*Prompt*
Check every line of the entries that follow, and copy the ones containing "panel".

*Task input*
--

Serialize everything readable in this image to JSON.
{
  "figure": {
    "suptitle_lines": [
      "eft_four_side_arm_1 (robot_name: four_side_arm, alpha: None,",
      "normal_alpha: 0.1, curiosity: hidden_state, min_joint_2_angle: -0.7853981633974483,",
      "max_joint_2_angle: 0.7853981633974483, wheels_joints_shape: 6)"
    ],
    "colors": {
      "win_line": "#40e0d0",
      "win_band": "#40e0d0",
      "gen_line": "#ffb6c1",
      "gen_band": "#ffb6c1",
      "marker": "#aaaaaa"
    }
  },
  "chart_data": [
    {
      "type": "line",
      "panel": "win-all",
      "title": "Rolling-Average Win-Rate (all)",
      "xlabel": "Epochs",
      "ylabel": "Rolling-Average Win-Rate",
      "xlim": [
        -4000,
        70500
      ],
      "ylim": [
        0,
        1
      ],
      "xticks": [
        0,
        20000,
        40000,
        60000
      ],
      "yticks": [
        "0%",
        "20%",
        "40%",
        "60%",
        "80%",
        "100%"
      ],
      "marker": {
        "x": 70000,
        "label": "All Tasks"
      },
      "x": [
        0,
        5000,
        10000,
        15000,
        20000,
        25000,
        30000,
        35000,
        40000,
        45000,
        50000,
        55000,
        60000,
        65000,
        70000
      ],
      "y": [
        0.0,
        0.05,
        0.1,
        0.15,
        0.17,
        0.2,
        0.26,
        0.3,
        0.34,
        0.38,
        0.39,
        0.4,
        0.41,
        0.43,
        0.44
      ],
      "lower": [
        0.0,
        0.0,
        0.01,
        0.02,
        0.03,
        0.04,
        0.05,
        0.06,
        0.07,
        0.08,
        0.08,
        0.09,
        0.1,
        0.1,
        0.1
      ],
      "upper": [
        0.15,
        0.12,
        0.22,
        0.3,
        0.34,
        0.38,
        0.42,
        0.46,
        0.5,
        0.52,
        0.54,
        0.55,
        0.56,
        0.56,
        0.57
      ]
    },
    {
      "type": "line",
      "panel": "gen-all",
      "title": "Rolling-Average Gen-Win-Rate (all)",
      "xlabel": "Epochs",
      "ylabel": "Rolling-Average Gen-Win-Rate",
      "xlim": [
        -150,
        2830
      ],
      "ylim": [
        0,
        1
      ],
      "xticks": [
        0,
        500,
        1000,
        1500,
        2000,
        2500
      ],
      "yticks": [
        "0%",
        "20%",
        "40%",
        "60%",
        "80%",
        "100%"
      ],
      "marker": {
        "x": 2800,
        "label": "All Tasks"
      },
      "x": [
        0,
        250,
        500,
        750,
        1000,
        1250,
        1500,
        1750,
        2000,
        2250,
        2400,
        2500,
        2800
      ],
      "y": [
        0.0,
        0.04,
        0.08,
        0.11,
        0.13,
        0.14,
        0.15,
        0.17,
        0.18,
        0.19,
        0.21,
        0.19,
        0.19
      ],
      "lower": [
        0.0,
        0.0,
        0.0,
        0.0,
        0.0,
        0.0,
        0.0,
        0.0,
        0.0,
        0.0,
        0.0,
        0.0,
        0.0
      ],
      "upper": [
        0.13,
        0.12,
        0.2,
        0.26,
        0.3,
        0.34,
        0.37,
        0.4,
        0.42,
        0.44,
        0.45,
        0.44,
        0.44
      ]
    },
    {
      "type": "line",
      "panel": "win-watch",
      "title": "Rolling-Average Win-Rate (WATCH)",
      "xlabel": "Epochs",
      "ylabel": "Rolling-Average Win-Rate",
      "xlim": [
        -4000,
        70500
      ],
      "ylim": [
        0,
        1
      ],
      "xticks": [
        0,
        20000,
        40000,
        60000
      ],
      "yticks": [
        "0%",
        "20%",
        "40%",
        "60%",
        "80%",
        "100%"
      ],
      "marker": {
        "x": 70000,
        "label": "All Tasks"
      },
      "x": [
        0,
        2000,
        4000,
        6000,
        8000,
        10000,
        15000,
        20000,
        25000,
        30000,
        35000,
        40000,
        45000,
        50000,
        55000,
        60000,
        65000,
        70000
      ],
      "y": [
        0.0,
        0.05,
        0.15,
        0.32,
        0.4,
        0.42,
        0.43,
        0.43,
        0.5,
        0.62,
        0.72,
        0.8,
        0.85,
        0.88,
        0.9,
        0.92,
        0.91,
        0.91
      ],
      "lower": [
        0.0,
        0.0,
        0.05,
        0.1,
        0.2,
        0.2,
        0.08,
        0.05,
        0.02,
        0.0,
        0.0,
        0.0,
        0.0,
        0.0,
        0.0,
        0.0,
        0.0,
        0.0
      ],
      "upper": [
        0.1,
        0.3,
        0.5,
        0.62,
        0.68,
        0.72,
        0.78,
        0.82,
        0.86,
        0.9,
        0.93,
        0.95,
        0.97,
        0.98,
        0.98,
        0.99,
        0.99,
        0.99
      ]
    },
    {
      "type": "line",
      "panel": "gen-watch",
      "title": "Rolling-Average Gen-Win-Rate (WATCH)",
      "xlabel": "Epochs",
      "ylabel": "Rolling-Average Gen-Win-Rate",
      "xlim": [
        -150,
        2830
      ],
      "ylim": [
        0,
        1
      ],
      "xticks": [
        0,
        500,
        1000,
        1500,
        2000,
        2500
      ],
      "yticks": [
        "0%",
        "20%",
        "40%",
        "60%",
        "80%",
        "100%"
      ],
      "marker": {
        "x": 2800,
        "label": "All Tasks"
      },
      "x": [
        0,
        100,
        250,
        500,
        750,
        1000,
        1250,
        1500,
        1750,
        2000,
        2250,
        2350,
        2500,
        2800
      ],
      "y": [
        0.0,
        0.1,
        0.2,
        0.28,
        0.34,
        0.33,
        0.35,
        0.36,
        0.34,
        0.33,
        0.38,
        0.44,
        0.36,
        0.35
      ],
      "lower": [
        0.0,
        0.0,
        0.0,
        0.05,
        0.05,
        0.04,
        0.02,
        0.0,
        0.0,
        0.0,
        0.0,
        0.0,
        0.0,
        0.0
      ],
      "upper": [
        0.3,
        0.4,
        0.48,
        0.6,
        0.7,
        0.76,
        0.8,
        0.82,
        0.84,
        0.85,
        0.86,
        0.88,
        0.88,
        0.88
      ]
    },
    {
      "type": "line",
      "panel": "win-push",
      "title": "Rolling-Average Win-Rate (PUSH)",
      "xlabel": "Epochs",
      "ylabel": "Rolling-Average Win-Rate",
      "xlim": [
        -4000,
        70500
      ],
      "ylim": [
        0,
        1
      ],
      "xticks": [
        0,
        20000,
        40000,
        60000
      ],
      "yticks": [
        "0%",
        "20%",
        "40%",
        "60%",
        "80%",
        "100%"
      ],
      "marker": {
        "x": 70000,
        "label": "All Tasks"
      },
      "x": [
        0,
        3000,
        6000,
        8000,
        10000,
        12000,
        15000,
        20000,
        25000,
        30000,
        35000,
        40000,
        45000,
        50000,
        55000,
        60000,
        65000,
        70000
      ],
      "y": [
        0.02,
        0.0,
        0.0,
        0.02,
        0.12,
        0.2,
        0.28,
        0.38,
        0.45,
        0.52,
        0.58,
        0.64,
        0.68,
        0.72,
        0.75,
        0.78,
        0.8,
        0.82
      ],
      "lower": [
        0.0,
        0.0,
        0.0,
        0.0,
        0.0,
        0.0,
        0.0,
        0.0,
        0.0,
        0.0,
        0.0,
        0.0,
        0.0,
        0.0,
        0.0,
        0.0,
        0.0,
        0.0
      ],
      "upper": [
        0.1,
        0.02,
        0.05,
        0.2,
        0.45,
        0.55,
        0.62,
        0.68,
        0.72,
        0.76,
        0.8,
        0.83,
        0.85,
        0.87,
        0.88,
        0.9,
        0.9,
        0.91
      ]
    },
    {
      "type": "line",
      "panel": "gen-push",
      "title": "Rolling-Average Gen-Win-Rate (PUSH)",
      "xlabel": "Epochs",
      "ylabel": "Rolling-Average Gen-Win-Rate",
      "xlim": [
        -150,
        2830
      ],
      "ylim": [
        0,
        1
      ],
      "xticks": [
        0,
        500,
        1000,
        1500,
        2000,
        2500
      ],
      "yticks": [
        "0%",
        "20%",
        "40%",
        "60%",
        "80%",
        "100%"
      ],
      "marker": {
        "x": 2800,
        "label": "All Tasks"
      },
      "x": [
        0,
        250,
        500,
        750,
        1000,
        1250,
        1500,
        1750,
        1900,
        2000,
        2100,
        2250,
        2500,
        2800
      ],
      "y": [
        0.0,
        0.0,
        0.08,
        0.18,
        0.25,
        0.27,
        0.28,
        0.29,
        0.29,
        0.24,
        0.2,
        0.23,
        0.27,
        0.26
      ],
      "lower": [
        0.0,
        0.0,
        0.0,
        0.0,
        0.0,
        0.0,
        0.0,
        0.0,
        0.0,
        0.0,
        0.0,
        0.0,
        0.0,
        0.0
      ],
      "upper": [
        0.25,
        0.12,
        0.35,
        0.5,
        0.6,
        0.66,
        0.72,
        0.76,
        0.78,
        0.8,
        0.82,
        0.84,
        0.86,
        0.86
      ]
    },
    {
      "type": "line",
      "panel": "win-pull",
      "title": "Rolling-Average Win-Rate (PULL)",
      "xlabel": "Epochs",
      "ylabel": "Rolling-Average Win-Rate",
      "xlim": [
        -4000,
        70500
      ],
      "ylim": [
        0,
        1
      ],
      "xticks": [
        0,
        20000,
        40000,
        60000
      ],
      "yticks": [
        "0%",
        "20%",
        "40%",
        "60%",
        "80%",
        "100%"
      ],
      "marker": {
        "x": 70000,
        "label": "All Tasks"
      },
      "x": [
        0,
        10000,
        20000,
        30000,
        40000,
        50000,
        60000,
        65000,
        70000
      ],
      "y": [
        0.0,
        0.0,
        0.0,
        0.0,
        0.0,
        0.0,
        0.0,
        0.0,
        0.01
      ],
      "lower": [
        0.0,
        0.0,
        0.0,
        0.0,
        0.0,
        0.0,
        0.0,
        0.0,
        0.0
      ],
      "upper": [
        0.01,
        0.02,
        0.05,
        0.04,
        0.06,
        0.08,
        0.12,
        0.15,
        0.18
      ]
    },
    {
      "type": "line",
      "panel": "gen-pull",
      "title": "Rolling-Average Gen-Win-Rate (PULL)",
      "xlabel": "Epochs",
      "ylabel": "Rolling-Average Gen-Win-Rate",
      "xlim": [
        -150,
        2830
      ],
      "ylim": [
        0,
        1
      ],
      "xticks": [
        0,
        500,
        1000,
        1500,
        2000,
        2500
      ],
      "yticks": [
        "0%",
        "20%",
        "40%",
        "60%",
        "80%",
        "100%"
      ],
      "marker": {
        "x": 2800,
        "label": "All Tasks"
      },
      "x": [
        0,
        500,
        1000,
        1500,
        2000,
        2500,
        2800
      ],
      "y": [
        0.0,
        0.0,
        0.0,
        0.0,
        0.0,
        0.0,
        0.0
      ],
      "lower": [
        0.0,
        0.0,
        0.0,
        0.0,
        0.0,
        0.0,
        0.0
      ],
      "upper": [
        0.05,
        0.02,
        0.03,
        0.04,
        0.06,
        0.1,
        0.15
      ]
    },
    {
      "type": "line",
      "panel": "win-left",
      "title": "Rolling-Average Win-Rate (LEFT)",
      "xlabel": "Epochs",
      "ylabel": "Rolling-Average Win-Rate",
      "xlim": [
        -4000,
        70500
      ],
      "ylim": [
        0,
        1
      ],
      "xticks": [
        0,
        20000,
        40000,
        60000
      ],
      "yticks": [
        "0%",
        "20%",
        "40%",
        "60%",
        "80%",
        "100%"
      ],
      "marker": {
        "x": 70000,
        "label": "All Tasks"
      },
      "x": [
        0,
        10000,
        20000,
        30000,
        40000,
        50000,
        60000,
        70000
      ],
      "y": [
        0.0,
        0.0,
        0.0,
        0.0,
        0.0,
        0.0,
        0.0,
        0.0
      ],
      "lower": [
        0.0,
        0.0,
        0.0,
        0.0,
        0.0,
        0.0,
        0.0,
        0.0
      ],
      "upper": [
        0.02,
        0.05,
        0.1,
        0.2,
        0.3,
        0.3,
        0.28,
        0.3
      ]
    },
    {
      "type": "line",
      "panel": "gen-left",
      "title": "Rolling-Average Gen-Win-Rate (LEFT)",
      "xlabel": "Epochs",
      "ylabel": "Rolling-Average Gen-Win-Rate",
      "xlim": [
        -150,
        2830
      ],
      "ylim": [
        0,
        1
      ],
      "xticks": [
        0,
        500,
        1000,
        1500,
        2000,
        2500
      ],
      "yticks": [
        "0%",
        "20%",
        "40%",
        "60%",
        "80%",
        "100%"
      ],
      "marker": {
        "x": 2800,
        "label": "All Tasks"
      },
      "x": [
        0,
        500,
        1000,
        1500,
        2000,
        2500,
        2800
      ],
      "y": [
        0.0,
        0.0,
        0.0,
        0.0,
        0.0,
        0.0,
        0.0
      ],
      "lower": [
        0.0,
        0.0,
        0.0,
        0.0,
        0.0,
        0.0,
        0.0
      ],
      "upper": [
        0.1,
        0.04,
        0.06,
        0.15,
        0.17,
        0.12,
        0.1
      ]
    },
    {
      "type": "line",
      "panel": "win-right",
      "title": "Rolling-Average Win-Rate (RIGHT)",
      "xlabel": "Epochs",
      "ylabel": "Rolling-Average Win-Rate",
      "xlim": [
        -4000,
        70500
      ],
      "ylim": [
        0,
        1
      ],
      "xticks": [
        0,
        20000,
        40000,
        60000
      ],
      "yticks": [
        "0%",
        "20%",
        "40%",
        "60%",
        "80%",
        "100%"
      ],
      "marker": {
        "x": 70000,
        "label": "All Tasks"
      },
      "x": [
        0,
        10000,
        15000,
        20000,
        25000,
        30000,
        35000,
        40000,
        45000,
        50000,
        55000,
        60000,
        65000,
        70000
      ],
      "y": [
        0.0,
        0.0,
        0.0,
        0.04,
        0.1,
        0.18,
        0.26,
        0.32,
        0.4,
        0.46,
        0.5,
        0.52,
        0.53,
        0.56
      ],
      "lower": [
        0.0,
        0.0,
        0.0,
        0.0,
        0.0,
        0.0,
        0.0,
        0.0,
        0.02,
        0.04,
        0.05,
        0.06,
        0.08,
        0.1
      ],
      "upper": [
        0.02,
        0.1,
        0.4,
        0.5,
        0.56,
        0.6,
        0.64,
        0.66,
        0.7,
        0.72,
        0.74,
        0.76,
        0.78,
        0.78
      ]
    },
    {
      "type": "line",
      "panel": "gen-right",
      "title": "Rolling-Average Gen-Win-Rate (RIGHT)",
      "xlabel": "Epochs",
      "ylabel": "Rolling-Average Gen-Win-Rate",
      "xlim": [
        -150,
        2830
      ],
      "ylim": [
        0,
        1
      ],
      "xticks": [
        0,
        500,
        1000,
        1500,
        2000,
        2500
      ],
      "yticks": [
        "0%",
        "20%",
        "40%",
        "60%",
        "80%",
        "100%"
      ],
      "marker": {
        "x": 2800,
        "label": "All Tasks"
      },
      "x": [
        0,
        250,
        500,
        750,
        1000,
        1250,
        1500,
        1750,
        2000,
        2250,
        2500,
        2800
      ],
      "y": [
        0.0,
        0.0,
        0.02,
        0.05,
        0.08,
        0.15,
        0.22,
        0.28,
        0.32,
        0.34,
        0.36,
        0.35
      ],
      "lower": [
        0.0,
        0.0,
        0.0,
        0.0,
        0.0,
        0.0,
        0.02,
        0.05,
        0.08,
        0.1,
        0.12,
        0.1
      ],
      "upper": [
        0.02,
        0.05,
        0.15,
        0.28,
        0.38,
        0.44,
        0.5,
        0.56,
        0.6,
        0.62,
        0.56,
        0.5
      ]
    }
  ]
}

--

*Solution below*
      "panel": "win-all",
      "panel": "gen-all",
      "panel": "win-watch",
      "panel": "gen-watch",
      "panel": "win-push",
      "panel": "gen-push",
      "panel": "win-pull",
      "panel": "gen-pull",
      "panel": "win-left",
      "panel": "gen-left",
      "panel": "win-right",
      "panel": "gen-right",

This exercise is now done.